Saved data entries
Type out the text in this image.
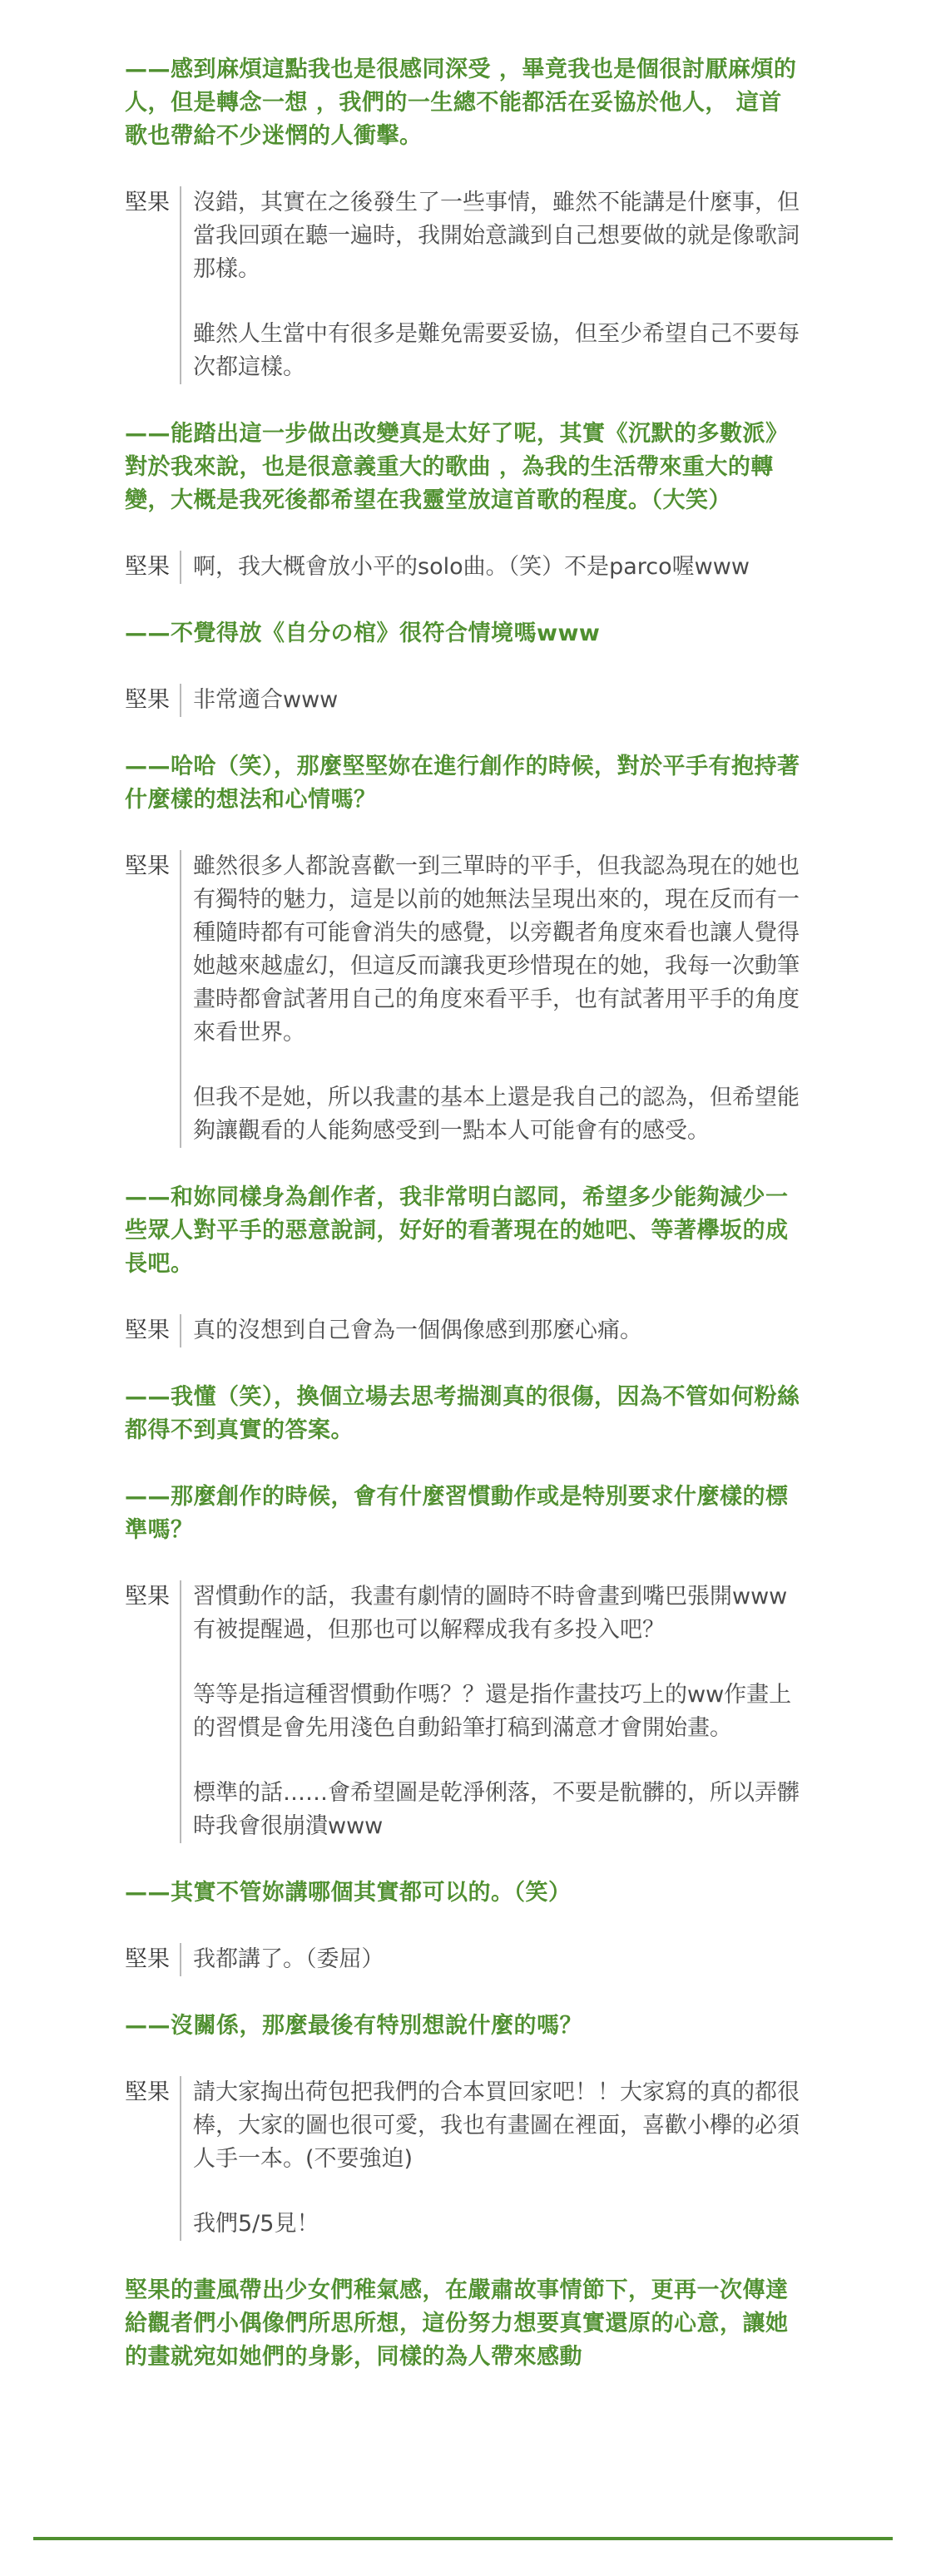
——感到麻煩這點我也是很感同深受 ，畢竟我也是個很討厭麻煩的人，但是轉念一想 ，我們的一生總不能都活在妥協於他人， 這首歌也帶給不少迷惘的人衝擊。

堅果	沒錯，其實在之後發生了一些事情，雖然不能講是什麼事，但當我回頭在聽一遍時，我開始意識到自己想要做的就是像歌詞那樣。

雖然人生當中有很多是難免需要妥協，但至少希望自己不要每次都這樣。

——能踏出這一步做出改變真是太好了呢，其實《沉默的多數派》對於我來說，也是很意義重大的歌曲 ，為我的生活帶來重大的轉變，大概是我死後都希望在我靈堂放這首歌的程度。（大笑）

堅果	啊，我大概會放小平的solo曲。（笑）不是parco喔www

——不覺得放《自分の棺》很符合情境嗎www

堅果	非常適合www

——哈哈（笑），那麼堅堅妳在進行創作的時候，對於平手有抱持著什麼樣的想法和心情嗎？

堅果	雖然很多人都說喜歡一到三單時的平手，但我認為現在的她也有獨特的魅力，這是以前的她無法呈現出來的，現在反而有一種隨時都有可能會消失的感覺，以旁觀者角度來看也讓人覺得她越來越虛幻，但這反而讓我更珍惜現在的她，我每一次動筆畫時都會試著用自己的角度來看平手，也有試著用平手的角度來看世界。

但我不是她，所以我畫的基本上還是我自己的認為，但希望能夠讓觀看的人能夠感受到一點本人可能會有的感受。

——和妳同樣身為創作者，我非常明白認同，希望多少能夠減少一些眾人對平手的惡意說詞，好好的看著現在的她吧、等著欅坂的成長吧。

堅果	真的沒想到自己會為一個偶像感到那麼心痛。

——我懂（笑），換個立場去思考揣測真的很傷，因為不管如何粉絲都得不到真實的答案。

——那麼創作的時候，會有什麼習慣動作或是特別要求什麼樣的標準嗎？

堅果	習慣動作的話，我畫有劇情的圖時不時會畫到嘴巴張開www有被提醒過，但那也可以解釋成我有多投入吧？

等等是指這種習慣動作嗎？？還是指作畫技巧上的ww作畫上的習慣是會先用淺色自動鉛筆打稿到滿意才會開始畫。

標準的話……會希望圖是乾淨俐落，不要是骯髒的，所以弄髒時我會很崩潰www

——其實不管妳講哪個其實都可以的。（笑）

堅果	我都講了。（委屈）

——沒關係，那麼最後有特別想說什麼的嗎？

堅果	請大家掏出荷包把我們的合本買回家吧！！大家寫的真的都很棒，大家的圖也很可愛，我也有畫圖在裡面，喜歡小欅的必須人手一本。(不要強迫)

我們5/5見！

堅果的畫風帶出少女們稚氣感，在嚴肅故事情節下，更再一次傳達給觀者們小偶像們所思所想，這份努力想要真實還原的心意，讓她的畫就宛如她們的身影，同樣的為人帶來感動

> Problem requirements: Copy out the entries verbatim and leave the images out.

> Written response:
Type out the text in this image.
——感到麻煩這點我也是很感同深受 ，畢竟我也是個很討厭麻煩的人，但是轉念一想 ，我們的一生總不能都活在妥協於他人， 這首歌也帶給不少迷惘的人衝擊。

堅果	沒錯，其實在之後發生了一些事情，雖然不能講是什麼事，但當我回頭在聽一遍時，我開始意識到自己想要做的就是像歌詞那樣。

雖然人生當中有很多是難免需要妥協，但至少希望自己不要每次都這樣。

——能踏出這一步做出改變真是太好了呢，其實《沉默的多數派》對於我來說，也是很意義重大的歌曲 ，為我的生活帶來重大的轉變，大概是我死後都希望在我靈堂放這首歌的程度。（大笑）

堅果	啊，我大概會放小平的solo曲。（笑）不是parco喔www

——不覺得放《自分の棺》很符合情境嗎www

堅果	非常適合www

——哈哈（笑），那麼堅堅妳在進行創作的時候，對於平手有抱持著什麼樣的想法和心情嗎？

堅果	雖然很多人都說喜歡一到三單時的平手，但我認為現在的她也有獨特的魅力，這是以前的她無法呈現出來的，現在反而有一種隨時都有可能會消失的感覺，以旁觀者角度來看也讓人覺得她越來越虛幻，但這反而讓我更珍惜現在的她，我每一次動筆畫時都會試著用自己的角度來看平手，也有試著用平手的角度來看世界。

但我不是她，所以我畫的基本上還是我自己的認為，但希望能夠讓觀看的人能夠感受到一點本人可能會有的感受。

——和妳同樣身為創作者，我非常明白認同，希望多少能夠減少一些眾人對平手的惡意說詞，好好的看著現在的她吧、等著欅坂的成長吧。

堅果	真的沒想到自己會為一個偶像感到那麼心痛。

——我懂（笑），換個立場去思考揣測真的很傷，因為不管如何粉絲都得不到真實的答案。

——那麼創作的時候，會有什麼習慣動作或是特別要求什麼樣的標準嗎？

堅果	習慣動作的話，我畫有劇情的圖時不時會畫到嘴巴張開www有被提醒過，但那也可以解釋成我有多投入吧？

等等是指這種習慣動作嗎？？還是指作畫技巧上的ww作畫上的習慣是會先用淺色自動鉛筆打稿到滿意才會開始畫。

標準的話……會希望圖是乾淨俐落，不要是骯髒的，所以弄髒時我會很崩潰www

——其實不管妳講哪個其實都可以的。（笑）

堅果	我都講了。（委屈）

——沒關係，那麼最後有特別想說什麼的嗎？

堅果	請大家掏出荷包把我們的合本買回家吧！！大家寫的真的都很棒，大家的圖也很可愛，我也有畫圖在裡面，喜歡小欅的必須人手一本。(不要強迫)

我們5/5見！

堅果的畫風帶出少女們稚氣感，在嚴肅故事情節下，更再一次傳達給觀者們小偶像們所思所想，這份努力想要真實還原的心意，讓她的畫就宛如她們的身影，同樣的為人帶來感動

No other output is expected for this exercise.